## Aim of the task:
Below are entries. Pull out all lines containing "user".

▼

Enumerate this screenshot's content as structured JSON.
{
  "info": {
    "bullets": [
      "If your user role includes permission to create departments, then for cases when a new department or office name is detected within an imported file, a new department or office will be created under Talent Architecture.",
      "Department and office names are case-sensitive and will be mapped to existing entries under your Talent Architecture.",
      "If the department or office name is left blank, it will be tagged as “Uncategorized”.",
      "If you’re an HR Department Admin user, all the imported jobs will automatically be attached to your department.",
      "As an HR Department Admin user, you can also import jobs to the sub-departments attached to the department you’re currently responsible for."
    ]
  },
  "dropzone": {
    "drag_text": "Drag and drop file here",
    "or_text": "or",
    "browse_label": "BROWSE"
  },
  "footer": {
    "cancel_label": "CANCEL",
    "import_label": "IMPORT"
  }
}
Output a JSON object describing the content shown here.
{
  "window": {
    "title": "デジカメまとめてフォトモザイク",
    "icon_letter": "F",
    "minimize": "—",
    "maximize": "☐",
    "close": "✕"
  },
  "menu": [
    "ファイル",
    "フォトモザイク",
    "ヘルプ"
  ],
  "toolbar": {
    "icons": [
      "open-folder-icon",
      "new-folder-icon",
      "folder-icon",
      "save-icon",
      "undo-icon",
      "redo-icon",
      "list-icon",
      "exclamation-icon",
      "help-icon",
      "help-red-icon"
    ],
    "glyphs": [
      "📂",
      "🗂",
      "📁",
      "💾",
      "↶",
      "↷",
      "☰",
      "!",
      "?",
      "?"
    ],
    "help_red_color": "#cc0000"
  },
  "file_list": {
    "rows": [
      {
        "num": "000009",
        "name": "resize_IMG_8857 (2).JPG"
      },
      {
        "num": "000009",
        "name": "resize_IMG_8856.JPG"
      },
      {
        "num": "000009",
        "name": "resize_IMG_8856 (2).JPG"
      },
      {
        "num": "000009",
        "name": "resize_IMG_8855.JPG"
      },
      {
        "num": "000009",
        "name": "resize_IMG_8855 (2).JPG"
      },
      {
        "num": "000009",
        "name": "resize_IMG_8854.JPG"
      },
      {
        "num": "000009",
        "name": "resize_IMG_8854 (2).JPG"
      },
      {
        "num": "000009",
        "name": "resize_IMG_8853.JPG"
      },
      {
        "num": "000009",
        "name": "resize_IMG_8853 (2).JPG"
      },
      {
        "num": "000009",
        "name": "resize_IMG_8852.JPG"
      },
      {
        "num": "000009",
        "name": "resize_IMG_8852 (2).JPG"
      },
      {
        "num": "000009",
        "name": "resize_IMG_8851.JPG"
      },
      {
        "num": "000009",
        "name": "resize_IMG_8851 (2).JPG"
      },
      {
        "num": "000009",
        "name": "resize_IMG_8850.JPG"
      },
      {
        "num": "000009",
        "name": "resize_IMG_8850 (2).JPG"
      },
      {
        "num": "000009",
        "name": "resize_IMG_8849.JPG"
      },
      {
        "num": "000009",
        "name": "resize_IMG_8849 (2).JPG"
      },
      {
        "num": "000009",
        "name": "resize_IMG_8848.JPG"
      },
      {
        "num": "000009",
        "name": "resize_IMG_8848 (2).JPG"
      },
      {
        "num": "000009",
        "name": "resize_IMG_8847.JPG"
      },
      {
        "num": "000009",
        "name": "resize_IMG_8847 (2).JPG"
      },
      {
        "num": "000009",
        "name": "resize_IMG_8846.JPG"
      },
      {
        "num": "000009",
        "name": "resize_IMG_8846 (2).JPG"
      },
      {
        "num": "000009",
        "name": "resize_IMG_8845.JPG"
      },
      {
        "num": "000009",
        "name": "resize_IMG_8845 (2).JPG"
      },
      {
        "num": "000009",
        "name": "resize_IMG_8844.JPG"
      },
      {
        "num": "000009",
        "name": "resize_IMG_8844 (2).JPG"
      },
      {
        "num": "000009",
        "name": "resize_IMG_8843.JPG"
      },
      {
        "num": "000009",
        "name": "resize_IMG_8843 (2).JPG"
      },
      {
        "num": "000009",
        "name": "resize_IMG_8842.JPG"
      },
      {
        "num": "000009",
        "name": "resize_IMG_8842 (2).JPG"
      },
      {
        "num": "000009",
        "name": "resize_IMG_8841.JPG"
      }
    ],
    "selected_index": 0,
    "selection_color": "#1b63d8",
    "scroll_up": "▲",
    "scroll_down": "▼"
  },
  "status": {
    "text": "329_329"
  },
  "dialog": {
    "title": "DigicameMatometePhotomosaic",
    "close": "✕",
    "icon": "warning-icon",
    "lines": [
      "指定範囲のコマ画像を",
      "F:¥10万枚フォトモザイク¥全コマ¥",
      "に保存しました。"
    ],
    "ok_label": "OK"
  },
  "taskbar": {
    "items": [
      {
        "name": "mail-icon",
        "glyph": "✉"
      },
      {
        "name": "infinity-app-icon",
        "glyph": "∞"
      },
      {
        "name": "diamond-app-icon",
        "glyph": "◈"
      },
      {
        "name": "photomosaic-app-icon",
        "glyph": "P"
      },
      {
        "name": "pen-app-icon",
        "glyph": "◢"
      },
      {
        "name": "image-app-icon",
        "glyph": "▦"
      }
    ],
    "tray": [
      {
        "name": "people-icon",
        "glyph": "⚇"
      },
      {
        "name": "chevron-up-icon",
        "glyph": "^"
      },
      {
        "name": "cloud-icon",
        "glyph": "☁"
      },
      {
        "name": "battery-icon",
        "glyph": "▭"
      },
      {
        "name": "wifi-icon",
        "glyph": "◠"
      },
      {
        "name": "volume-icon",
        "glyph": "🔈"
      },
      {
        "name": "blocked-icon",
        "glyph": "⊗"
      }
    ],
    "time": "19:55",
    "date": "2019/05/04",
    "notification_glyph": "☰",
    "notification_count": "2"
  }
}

▲

## Correct response:
      "If your user role includes permission to create departments, then for cases when a new department or office name is detected within an imported file, a new department or office will be created under Talent Architecture.",
      "If you’re an HR Department Admin user, all the imported jobs will automatically be attached to your department.",
      "As an HR Department Admin user, you can also import jobs to the sub-departments attached to the department you’re currently responsible for."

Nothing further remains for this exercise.